──────── Input data
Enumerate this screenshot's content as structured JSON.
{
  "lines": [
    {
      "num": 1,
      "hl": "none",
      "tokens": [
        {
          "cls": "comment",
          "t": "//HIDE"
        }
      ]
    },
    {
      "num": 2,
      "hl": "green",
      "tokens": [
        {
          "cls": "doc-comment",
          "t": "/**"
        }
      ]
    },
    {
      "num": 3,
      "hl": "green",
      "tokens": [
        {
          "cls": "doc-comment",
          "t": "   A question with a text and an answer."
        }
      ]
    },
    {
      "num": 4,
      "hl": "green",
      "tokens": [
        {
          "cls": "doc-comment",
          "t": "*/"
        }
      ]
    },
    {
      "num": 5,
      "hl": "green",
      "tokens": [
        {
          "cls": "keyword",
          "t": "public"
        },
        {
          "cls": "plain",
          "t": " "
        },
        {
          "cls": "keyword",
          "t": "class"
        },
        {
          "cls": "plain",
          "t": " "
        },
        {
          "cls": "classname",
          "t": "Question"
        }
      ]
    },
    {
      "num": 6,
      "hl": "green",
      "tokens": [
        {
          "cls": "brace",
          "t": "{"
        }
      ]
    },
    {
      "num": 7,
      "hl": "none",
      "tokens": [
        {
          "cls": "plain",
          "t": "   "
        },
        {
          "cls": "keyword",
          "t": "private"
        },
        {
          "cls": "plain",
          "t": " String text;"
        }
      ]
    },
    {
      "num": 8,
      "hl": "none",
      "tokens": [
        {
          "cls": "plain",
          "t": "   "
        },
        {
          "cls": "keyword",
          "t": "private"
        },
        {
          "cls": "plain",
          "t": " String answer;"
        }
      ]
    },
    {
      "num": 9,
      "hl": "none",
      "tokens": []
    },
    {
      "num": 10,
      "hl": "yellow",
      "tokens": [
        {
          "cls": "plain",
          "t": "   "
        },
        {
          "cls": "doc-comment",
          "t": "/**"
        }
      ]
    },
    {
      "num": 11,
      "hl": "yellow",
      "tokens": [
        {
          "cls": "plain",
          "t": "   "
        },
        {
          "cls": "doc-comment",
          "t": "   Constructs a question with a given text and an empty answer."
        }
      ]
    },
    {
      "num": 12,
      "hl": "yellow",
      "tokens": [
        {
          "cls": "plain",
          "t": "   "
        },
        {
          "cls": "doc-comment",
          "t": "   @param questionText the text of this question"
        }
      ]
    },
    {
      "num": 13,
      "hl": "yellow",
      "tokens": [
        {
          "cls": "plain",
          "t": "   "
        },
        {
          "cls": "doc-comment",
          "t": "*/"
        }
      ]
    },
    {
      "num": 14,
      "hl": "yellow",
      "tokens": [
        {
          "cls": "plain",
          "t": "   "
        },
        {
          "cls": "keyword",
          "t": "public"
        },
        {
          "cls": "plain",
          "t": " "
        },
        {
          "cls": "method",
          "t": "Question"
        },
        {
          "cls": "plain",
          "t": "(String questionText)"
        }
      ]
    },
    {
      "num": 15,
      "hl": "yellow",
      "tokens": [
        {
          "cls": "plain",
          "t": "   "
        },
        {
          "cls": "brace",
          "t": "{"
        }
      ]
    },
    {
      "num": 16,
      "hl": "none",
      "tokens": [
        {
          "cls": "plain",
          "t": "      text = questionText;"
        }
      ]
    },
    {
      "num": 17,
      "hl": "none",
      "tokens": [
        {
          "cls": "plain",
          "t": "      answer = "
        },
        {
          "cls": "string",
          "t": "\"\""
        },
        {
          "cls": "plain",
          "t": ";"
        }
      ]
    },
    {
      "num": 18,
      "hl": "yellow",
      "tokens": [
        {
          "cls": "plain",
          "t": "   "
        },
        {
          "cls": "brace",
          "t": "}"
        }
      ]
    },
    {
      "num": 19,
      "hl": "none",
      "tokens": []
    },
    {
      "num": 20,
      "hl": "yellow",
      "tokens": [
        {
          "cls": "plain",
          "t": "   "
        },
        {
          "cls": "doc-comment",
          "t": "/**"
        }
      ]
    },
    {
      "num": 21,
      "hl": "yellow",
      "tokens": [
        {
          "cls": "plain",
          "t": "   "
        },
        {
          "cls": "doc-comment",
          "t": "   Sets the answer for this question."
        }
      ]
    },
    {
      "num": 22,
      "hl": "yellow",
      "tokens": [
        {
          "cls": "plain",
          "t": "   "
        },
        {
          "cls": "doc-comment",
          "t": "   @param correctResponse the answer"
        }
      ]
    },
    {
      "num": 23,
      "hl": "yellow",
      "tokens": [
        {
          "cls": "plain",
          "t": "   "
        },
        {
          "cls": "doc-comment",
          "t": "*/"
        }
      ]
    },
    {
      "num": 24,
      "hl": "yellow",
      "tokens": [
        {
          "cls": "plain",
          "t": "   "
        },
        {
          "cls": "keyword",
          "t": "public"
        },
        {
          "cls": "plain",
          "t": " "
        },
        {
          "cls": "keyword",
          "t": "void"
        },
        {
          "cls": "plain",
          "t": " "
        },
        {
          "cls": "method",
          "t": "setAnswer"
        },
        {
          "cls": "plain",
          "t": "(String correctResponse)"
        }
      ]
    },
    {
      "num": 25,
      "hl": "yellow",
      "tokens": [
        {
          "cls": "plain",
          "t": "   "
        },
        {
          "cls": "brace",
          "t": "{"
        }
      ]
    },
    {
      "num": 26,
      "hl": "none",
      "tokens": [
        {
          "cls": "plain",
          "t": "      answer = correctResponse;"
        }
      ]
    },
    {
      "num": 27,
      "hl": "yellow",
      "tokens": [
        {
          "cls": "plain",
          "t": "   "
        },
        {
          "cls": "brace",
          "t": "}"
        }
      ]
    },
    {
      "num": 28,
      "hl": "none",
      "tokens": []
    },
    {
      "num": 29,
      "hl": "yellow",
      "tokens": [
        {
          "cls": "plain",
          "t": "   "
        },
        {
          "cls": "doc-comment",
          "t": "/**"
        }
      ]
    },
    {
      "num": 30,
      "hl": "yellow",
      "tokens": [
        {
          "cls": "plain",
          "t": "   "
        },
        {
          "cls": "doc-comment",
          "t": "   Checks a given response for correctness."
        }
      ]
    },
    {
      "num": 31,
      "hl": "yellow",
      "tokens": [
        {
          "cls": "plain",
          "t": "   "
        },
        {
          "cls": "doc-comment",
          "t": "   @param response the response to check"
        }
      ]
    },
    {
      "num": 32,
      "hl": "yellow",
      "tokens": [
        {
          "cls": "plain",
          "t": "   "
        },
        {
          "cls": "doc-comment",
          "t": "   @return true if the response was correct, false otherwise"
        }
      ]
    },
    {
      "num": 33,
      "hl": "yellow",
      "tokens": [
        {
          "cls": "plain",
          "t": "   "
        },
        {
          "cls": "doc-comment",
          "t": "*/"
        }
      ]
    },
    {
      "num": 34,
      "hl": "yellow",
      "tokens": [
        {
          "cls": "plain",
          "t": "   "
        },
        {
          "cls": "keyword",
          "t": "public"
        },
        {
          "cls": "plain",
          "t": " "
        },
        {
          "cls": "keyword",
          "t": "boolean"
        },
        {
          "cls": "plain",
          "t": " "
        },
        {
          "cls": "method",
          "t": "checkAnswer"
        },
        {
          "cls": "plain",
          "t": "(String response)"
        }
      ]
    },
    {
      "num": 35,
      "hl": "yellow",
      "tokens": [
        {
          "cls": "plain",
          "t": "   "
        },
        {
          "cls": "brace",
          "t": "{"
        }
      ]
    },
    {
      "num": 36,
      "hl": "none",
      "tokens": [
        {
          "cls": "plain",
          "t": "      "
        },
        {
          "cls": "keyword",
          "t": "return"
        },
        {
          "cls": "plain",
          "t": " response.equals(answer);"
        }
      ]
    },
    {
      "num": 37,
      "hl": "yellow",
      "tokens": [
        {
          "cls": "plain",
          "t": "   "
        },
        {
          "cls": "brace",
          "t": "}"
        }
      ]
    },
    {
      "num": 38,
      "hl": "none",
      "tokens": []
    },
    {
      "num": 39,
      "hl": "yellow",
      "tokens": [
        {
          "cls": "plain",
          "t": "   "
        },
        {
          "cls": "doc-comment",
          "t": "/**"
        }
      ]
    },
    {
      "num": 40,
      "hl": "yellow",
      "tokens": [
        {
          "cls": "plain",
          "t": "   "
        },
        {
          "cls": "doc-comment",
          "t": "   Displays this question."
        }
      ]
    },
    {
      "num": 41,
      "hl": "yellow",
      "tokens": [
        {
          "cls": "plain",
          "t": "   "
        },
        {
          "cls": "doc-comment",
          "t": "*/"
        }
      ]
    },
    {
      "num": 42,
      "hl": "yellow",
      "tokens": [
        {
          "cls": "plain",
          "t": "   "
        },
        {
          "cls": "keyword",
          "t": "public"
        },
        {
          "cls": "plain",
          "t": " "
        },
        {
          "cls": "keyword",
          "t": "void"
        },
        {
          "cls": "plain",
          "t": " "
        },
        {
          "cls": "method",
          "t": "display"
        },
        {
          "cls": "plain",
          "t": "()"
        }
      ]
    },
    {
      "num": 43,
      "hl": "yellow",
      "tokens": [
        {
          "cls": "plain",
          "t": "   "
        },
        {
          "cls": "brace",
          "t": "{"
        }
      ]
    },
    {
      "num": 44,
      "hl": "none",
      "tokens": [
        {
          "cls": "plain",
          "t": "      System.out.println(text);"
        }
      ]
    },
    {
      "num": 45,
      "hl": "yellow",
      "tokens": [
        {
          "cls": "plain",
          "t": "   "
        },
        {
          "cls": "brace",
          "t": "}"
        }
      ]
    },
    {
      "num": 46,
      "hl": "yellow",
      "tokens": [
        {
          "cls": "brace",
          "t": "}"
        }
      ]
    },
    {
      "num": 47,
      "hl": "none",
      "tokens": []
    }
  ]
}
────────────────
Isolate each line of the listing above that includes "with". Copy it.

          "t": "   A question with a text and an answer."
          "t": "   Constructs a question with a given text and an empty answer."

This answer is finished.